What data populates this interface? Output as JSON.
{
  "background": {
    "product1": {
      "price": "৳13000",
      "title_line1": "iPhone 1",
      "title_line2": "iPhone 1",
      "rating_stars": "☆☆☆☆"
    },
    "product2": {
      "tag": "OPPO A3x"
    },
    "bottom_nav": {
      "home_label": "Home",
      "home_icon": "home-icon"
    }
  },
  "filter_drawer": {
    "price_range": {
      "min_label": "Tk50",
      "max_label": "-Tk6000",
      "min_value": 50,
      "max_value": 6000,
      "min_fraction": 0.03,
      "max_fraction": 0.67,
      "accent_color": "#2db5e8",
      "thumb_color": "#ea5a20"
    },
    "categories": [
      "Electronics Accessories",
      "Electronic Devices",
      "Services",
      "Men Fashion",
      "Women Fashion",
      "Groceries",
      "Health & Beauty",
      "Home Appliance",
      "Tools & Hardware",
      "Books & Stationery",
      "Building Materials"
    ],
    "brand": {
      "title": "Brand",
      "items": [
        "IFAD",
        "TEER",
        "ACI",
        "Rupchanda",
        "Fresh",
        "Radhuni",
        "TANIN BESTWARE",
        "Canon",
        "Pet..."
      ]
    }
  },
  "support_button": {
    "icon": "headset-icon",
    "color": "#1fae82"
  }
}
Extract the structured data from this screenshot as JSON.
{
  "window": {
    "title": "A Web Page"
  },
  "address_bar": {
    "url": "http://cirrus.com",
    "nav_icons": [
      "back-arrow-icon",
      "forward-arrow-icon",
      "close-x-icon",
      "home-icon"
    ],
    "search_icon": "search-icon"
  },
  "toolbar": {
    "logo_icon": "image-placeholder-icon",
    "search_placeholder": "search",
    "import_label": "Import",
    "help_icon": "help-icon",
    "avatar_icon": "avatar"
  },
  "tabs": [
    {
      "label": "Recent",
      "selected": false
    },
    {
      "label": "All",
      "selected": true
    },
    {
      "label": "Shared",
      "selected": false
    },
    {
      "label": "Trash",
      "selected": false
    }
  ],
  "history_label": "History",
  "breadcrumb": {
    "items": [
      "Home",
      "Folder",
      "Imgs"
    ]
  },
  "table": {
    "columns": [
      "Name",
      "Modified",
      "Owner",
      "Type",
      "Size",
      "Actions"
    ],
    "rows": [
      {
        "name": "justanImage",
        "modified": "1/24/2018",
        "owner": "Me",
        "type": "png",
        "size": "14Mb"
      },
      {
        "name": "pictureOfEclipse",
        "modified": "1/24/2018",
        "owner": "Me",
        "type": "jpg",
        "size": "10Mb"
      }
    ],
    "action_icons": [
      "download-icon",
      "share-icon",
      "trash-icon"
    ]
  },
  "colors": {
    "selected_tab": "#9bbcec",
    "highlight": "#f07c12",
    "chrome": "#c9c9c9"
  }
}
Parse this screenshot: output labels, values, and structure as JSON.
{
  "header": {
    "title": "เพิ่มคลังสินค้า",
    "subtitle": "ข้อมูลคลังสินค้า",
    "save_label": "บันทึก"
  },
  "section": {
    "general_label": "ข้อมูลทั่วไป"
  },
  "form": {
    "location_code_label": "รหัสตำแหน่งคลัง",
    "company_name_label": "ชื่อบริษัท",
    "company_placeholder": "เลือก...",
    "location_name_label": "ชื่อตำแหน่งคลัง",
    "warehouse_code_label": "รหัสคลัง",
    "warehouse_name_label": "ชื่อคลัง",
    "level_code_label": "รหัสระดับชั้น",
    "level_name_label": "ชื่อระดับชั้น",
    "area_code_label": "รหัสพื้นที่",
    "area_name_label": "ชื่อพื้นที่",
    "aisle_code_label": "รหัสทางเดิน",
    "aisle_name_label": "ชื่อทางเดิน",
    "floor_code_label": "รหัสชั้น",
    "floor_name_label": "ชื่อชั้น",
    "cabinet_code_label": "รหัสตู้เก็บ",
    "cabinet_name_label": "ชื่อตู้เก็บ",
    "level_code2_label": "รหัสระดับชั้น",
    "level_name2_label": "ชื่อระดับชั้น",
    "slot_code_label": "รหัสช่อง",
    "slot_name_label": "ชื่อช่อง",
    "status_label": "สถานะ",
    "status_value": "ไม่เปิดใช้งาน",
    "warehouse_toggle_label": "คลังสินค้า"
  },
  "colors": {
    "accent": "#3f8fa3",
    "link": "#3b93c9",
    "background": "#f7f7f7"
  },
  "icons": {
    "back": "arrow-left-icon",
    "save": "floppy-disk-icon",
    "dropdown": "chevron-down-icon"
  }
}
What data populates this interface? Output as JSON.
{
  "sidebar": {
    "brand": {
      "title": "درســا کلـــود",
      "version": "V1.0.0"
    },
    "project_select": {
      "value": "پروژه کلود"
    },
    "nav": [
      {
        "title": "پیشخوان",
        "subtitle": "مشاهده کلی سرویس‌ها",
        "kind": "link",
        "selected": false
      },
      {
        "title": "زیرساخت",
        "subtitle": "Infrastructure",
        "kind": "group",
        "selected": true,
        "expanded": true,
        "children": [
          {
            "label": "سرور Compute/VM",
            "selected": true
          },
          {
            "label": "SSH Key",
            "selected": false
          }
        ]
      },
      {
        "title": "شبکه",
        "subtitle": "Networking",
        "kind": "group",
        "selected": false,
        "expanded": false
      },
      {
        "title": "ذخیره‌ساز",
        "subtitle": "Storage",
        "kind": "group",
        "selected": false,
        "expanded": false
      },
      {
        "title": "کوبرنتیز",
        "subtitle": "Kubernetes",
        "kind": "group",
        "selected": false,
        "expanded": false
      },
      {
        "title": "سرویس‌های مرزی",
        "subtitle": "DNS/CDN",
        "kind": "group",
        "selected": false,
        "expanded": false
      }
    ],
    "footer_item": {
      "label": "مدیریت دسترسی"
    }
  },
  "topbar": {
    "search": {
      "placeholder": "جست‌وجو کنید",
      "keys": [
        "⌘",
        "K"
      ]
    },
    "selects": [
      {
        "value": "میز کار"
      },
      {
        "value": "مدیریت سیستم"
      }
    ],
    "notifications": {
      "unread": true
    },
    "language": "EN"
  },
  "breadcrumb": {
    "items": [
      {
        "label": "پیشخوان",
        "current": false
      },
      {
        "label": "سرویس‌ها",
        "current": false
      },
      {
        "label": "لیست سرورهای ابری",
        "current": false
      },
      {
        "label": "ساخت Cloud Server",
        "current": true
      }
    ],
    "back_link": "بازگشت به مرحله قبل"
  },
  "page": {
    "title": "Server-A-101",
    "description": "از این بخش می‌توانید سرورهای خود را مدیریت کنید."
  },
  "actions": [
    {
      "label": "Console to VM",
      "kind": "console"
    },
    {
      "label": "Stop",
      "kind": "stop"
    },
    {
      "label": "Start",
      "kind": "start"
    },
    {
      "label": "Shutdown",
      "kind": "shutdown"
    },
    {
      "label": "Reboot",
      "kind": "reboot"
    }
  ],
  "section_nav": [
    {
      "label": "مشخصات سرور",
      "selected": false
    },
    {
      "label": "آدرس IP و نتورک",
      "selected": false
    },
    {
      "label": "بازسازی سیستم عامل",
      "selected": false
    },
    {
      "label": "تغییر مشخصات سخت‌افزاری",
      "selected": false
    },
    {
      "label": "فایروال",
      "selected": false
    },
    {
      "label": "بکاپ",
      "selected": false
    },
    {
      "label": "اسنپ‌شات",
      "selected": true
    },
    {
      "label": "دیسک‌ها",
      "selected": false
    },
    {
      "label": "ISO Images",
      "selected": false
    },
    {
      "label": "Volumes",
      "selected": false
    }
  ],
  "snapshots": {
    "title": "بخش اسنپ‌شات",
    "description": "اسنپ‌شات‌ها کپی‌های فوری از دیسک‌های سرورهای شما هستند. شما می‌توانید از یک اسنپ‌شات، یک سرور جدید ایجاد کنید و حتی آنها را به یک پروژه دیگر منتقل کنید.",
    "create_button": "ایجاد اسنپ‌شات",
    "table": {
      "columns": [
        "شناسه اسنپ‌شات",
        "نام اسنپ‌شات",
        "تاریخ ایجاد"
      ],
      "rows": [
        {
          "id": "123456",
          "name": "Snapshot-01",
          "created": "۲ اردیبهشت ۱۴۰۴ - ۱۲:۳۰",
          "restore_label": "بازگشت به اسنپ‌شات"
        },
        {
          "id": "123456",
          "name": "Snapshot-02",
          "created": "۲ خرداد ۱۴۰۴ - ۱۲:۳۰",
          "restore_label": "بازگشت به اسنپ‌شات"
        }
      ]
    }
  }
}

※

**Requirement:**
In the entries above, find every line holding the word "پروژه" and copy it out.

**Exercise response:**
      "value": "پروژه کلود"
    "description": "اسنپ‌شات‌ها کپی‌های فوری از دیسک‌های سرورهای شما هستند. شما می‌توانید از یک اسنپ‌شات، یک سرور جدید ایجاد کنید و حتی آنها را به یک پروژه دیگر منتقل کنید.",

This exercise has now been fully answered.